Directions for this task
Assemble all lines in which the string "data" appears.

Available records
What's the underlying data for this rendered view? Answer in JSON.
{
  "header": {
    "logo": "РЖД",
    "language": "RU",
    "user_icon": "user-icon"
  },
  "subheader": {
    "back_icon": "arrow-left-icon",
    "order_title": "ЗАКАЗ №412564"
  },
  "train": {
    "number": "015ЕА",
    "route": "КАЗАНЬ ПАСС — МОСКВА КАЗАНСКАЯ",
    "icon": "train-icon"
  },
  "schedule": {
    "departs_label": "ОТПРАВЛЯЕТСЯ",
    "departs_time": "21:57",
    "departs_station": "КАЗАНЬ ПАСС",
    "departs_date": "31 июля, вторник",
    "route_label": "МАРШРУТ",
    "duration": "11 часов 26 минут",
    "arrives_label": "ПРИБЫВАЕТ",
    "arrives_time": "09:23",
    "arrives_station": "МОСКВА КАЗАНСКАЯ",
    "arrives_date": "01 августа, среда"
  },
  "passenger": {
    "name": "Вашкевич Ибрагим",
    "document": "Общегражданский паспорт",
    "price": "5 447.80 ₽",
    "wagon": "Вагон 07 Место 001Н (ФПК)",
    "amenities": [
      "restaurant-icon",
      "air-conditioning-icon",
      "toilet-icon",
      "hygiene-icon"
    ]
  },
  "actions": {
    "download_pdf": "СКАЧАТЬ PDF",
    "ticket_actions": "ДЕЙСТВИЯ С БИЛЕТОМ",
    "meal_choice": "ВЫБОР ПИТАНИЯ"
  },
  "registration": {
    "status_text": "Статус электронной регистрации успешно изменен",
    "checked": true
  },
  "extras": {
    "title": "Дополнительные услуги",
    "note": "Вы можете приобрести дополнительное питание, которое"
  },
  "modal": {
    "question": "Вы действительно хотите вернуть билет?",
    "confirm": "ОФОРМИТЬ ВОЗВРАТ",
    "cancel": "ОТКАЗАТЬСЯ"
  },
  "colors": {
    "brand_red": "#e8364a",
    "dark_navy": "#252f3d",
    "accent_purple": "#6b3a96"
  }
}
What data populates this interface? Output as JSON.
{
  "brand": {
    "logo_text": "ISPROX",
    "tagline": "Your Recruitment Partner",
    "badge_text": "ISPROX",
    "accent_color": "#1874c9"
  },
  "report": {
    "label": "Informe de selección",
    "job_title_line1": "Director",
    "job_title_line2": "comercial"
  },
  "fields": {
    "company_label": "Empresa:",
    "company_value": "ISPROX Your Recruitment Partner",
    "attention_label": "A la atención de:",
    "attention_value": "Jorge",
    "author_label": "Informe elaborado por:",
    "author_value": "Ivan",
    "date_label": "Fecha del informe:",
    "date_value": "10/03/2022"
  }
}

Solution to the exercise
What's the underlying data for this rendered view? Answer in JSON.
What data populates this interface? Output as JSON.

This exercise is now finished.